Collected data:
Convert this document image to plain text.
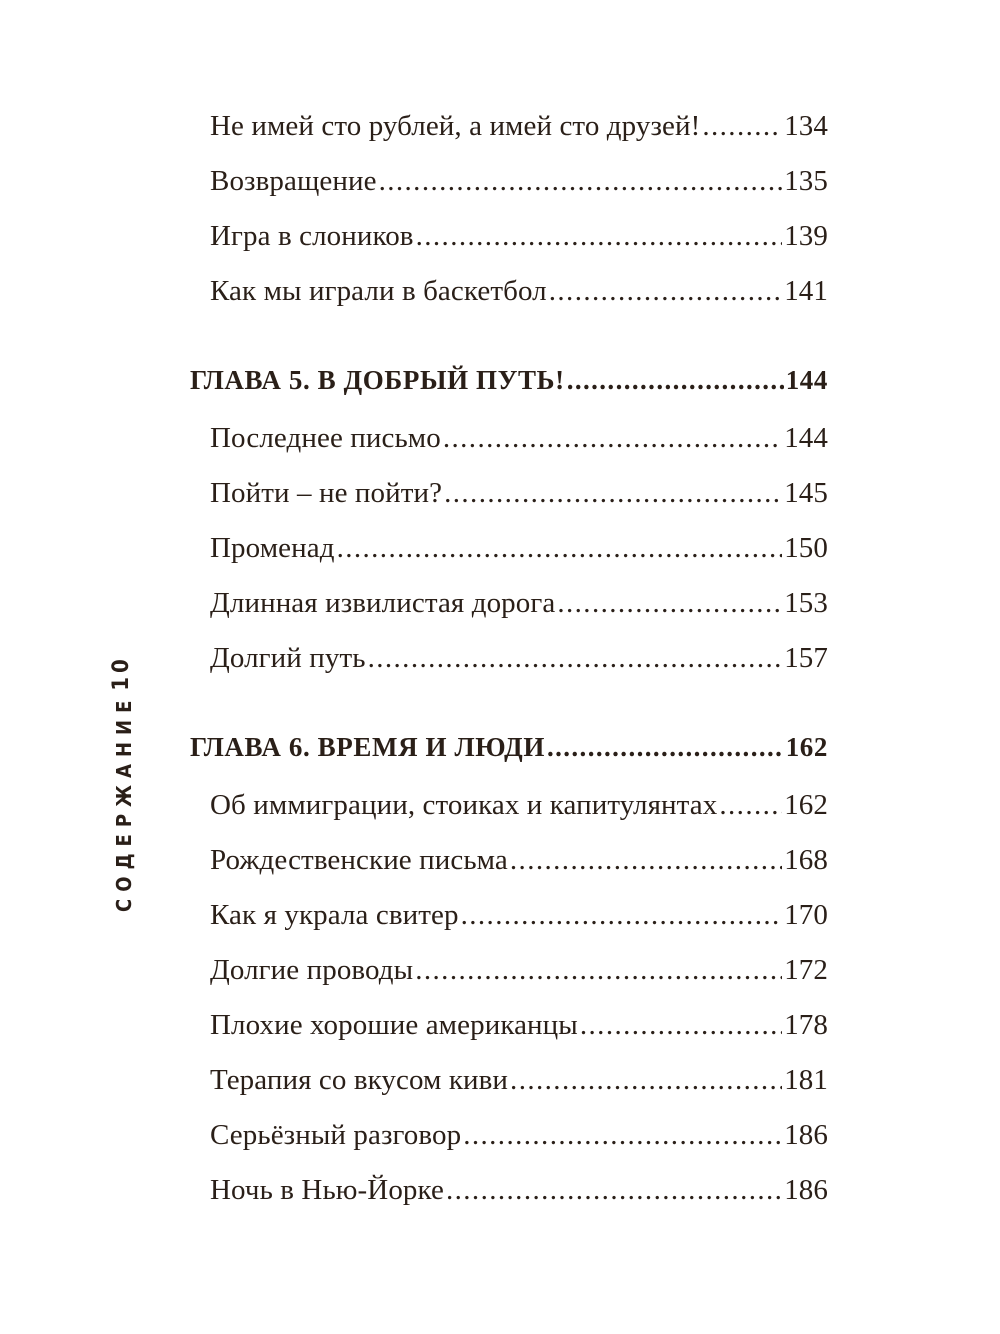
Не имей сто рублей, а имей сто друзей! .....	134
Возвращение .....	135
Игра в слоников .....	139
Как мы играли в баскетбол .....	141
ГЛАВА 5. В ДОБРЫЙ ПУТЬ! .....	144
Последнее письмо .....	144
Пойти – не пойти? .....	145
Променад .....	150
Длинная извилистая дорога .....	153
Долгий путь .....	157
ГЛАВА 6. ВРЕМЯ И ЛЮДИ .....	162
Об иммиграции, стоиках и капитулянтах ..... 162
Рождественские письма .....	168
Как я украла свитер .....	170
Долгие проводы .....	172
Плохие хорошие американцы .....	178
Терапия со вкусом киви .....	181
Серьёзный разговор .....	186
Ночь в Нью-Йорке .....	186
10
СОДЕРЖАНИЕ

Requirements:
Show the lines from the data above that contain the string "ГЛАВА".

Full solution:
ГЛАВА 5. В ДОБРЫЙ ПУТЬ! .....	144
ГЛАВА 6. ВРЕМЯ И ЛЮДИ .....	162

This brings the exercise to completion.